BRIEF: Transcribe each line of the records below exactly, excluding any embedded images.

DATASET RECORDS:
□ □ □ □

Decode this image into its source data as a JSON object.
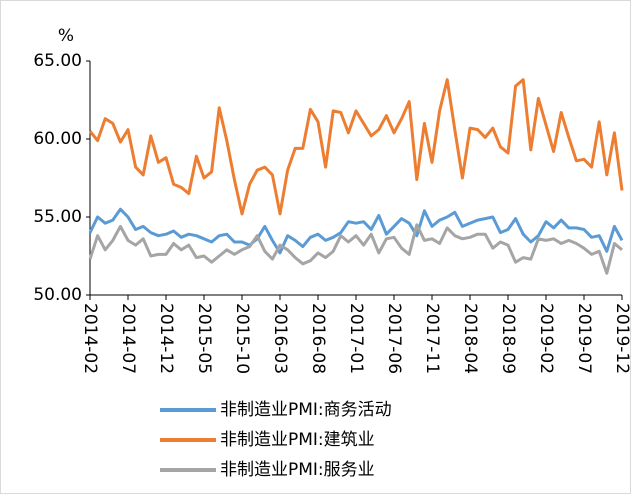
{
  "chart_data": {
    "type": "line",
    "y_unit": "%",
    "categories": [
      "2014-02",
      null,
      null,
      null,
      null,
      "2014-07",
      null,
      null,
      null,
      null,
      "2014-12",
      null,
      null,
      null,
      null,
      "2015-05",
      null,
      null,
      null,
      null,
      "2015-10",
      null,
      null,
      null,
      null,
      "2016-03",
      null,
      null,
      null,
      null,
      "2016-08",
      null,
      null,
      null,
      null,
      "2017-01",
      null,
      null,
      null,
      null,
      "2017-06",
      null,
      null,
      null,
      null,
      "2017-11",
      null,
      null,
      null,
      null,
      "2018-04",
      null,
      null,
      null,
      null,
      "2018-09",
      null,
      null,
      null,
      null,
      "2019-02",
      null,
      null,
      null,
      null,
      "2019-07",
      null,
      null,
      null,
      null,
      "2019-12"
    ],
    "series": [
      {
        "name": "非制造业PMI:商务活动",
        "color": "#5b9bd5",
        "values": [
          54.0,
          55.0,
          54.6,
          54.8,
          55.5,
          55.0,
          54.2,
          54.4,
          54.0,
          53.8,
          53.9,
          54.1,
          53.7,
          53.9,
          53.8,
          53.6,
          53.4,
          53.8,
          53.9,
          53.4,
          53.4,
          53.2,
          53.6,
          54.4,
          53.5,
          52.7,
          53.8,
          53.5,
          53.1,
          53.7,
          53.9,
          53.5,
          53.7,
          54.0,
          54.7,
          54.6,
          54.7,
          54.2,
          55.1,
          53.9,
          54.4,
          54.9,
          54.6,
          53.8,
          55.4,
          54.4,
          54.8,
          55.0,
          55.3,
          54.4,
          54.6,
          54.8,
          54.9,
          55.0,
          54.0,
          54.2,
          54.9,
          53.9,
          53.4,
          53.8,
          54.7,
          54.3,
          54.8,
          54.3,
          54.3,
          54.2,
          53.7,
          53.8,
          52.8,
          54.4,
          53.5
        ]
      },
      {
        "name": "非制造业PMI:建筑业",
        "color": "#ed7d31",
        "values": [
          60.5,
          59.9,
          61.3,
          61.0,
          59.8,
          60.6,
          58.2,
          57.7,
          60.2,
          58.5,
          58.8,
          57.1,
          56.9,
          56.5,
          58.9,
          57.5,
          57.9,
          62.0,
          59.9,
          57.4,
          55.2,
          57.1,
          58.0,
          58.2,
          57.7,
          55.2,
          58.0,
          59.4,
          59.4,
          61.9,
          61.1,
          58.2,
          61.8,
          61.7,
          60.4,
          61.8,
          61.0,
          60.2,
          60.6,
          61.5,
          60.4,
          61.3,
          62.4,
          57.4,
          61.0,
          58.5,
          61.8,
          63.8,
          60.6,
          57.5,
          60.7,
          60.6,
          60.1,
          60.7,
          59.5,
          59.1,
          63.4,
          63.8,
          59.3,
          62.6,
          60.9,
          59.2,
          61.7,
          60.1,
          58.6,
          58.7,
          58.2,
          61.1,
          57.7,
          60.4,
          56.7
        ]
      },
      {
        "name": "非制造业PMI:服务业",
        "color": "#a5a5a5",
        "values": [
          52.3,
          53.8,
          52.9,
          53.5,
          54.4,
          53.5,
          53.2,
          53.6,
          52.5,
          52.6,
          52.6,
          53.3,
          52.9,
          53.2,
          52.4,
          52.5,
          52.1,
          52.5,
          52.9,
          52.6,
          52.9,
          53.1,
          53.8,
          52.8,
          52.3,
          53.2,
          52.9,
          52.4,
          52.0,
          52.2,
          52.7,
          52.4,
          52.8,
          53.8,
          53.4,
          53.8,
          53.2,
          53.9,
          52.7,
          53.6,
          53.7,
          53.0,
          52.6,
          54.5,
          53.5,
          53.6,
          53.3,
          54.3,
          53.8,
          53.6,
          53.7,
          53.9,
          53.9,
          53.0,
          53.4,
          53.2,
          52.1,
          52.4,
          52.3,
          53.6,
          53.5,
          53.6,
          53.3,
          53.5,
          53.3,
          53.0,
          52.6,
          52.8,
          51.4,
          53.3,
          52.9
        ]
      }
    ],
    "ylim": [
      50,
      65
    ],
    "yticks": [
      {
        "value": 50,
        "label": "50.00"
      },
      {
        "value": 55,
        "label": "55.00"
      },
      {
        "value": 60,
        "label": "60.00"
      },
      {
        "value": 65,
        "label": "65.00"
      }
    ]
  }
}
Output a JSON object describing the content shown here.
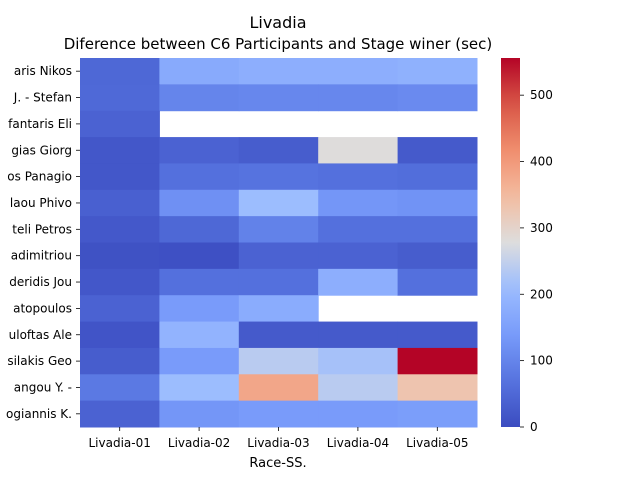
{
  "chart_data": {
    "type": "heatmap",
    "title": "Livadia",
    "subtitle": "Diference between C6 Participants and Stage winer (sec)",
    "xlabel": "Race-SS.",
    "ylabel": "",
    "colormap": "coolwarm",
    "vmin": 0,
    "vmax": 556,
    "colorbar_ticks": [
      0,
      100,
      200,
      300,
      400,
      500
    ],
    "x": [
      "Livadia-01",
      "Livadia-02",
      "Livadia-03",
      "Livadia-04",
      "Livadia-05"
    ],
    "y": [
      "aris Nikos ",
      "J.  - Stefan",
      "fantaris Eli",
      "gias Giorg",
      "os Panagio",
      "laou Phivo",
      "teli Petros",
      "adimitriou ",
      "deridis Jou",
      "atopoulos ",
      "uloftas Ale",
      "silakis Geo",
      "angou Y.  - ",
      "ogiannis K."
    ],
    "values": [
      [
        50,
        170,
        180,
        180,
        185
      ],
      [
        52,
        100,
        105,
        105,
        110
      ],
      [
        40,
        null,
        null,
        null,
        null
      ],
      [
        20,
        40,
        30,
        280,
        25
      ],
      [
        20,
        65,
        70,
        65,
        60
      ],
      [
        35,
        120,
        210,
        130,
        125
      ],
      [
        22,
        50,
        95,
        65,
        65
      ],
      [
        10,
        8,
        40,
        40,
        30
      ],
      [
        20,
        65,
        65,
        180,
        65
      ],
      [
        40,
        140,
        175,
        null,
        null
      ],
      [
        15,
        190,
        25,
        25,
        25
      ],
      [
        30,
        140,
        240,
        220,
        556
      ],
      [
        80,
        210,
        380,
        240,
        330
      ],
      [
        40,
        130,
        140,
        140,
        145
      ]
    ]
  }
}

□ □ □ □

RESPONSE FOR THIS EXERCISE:
Decode this image into its source data as a JSON object.
{
  "chart_data": {
    "type": "line",
    "y_unit": "%",
    "categories": [
      "2014-02",
      null,
      null,
      null,
      null,
      "2014-07",
      null,
      null,
      null,
      null,
      "2014-12",
      null,
      null,
      null,
      null,
      "2015-05",
      null,
      null,
      null,
      null,
      "2015-10",
      null,
      null,
      null,
      null,
      "2016-03",
      null,
      null,
      null,
      null,
      "2016-08",
      null,
      null,
      null,
      null,
      "2017-01",
      null,
      null,
      null,
      null,
      "2017-06",
      null,
      null,
      null,
      null,
      "2017-11",
      null,
      null,
      null,
      null,
      "2018-04",
      null,
      null,
      null,
      null,
      "2018-09",
      null,
      null,
      null,
      null,
      "2019-02",
      null,
      null,
      null,
      null,
      "2019-07",
      null,
      null,
      null,
      null,
      "2019-12"
    ],
    "series": [
      {
        "name": "非制造业PMI:商务活动",
        "color": "#5b9bd5",
        "values": [
          54.0,
          55.0,
          54.6,
          54.8,
          55.5,
          55.0,
          54.2,
          54.4,
          54.0,
          53.8,
          53.9,
          54.1,
          53.7,
          53.9,
          53.8,
          53.6,
          53.4,
          53.8,
          53.9,
          53.4,
          53.4,
          53.2,
          53.6,
          54.4,
          53.5,
          52.7,
          53.8,
          53.5,
          53.1,
          53.7,
          53.9,
          53.5,
          53.7,
          54.0,
          54.7,
          54.6,
          54.7,
          54.2,
          55.1,
          53.9,
          54.4,
          54.9,
          54.6,
          53.8,
          55.4,
          54.4,
          54.8,
          55.0,
          55.3,
          54.4,
          54.6,
          54.8,
          54.9,
          55.0,
          54.0,
          54.2,
          54.9,
          53.9,
          53.4,
          53.8,
          54.7,
          54.3,
          54.8,
          54.3,
          54.3,
          54.2,
          53.7,
          53.8,
          52.8,
          54.4,
          53.5
        ]
      },
      {
        "name": "非制造业PMI:建筑业",
        "color": "#ed7d31",
        "values": [
          60.5,
          59.9,
          61.3,
          61.0,
          59.8,
          60.6,
          58.2,
          57.7,
          60.2,
          58.5,
          58.8,
          57.1,
          56.9,
          56.5,
          58.9,
          57.5,
          57.9,
          62.0,
          59.9,
          57.4,
          55.2,
          57.1,
          58.0,
          58.2,
          57.7,
          55.2,
          58.0,
          59.4,
          59.4,
          61.9,
          61.1,
          58.2,
          61.8,
          61.7,
          60.4,
          61.8,
          61.0,
          60.2,
          60.6,
          61.5,
          60.4,
          61.3,
          62.4,
          57.4,
          61.0,
          58.5,
          61.8,
          63.8,
          60.6,
          57.5,
          60.7,
          60.6,
          60.1,
          60.7,
          59.5,
          59.1,
          63.4,
          63.8,
          59.3,
          62.6,
          60.9,
          59.2,
          61.7,
          60.1,
          58.6,
          58.7,
          58.2,
          61.1,
          57.7,
          60.4,
          56.7
        ]
      },
      {
        "name": "非制造业PMI:服务业",
        "color": "#a5a5a5",
        "values": [
          52.3,
          53.8,
          52.9,
          53.5,
          54.4,
          53.5,
          53.2,
          53.6,
          52.5,
          52.6,
          52.6,
          53.3,
          52.9,
          53.2,
          52.4,
          52.5,
          52.1,
          52.5,
          52.9,
          52.6,
          52.9,
          53.1,
          53.8,
          52.8,
          52.3,
          53.2,
          52.9,
          52.4,
          52.0,
          52.2,
          52.7,
          52.4,
          52.8,
          53.8,
          53.4,
          53.8,
          53.2,
          53.9,
          52.7,
          53.6,
          53.7,
          53.0,
          52.6,
          54.5,
          53.5,
          53.6,
          53.3,
          54.3,
          53.8,
          53.6,
          53.7,
          53.9,
          53.9,
          53.0,
          53.4,
          53.2,
          52.1,
          52.4,
          52.3,
          53.6,
          53.5,
          53.6,
          53.3,
          53.5,
          53.3,
          53.0,
          52.6,
          52.8,
          51.4,
          53.3,
          52.9
        ]
      }
    ],
    "ylim": [
      50,
      65
    ],
    "yticks": [
      {
        "value": 50,
        "label": "50.00"
      },
      {
        "value": 55,
        "label": "55.00"
      },
      {
        "value": 60,
        "label": "60.00"
      },
      {
        "value": 65,
        "label": "65.00"
      }
    ]
  }
}
Output a JSON object describing the content shown here.
{
  "chart_data": {
    "type": "heatmap",
    "title": "Livadia",
    "subtitle": "Diference between C6 Participants and Stage winer (sec)",
    "xlabel": "Race-SS.",
    "ylabel": "",
    "colormap": "coolwarm",
    "vmin": 0,
    "vmax": 556,
    "colorbar_ticks": [
      0,
      100,
      200,
      300,
      400,
      500
    ],
    "x": [
      "Livadia-01",
      "Livadia-02",
      "Livadia-03",
      "Livadia-04",
      "Livadia-05"
    ],
    "y": [
      "aris Nikos ",
      "J.  - Stefan",
      "fantaris Eli",
      "gias Giorg",
      "os Panagio",
      "laou Phivo",
      "teli Petros",
      "adimitriou ",
      "deridis Jou",
      "atopoulos ",
      "uloftas Ale",
      "silakis Geo",
      "angou Y.  - ",
      "ogiannis K."
    ],
    "values": [
      [
        50,
        170,
        180,
        180,
        185
      ],
      [
        52,
        100,
        105,
        105,
        110
      ],
      [
        40,
        null,
        null,
        null,
        null
      ],
      [
        20,
        40,
        30,
        280,
        25
      ],
      [
        20,
        65,
        70,
        65,
        60
      ],
      [
        35,
        120,
        210,
        130,
        125
      ],
      [
        22,
        50,
        95,
        65,
        65
      ],
      [
        10,
        8,
        40,
        40,
        30
      ],
      [
        20,
        65,
        65,
        180,
        65
      ],
      [
        40,
        140,
        175,
        null,
        null
      ],
      [
        15,
        190,
        25,
        25,
        25
      ],
      [
        30,
        140,
        240,
        220,
        556
      ],
      [
        80,
        210,
        380,
        240,
        330
      ],
      [
        40,
        130,
        140,
        140,
        145
      ]
    ]
  }
}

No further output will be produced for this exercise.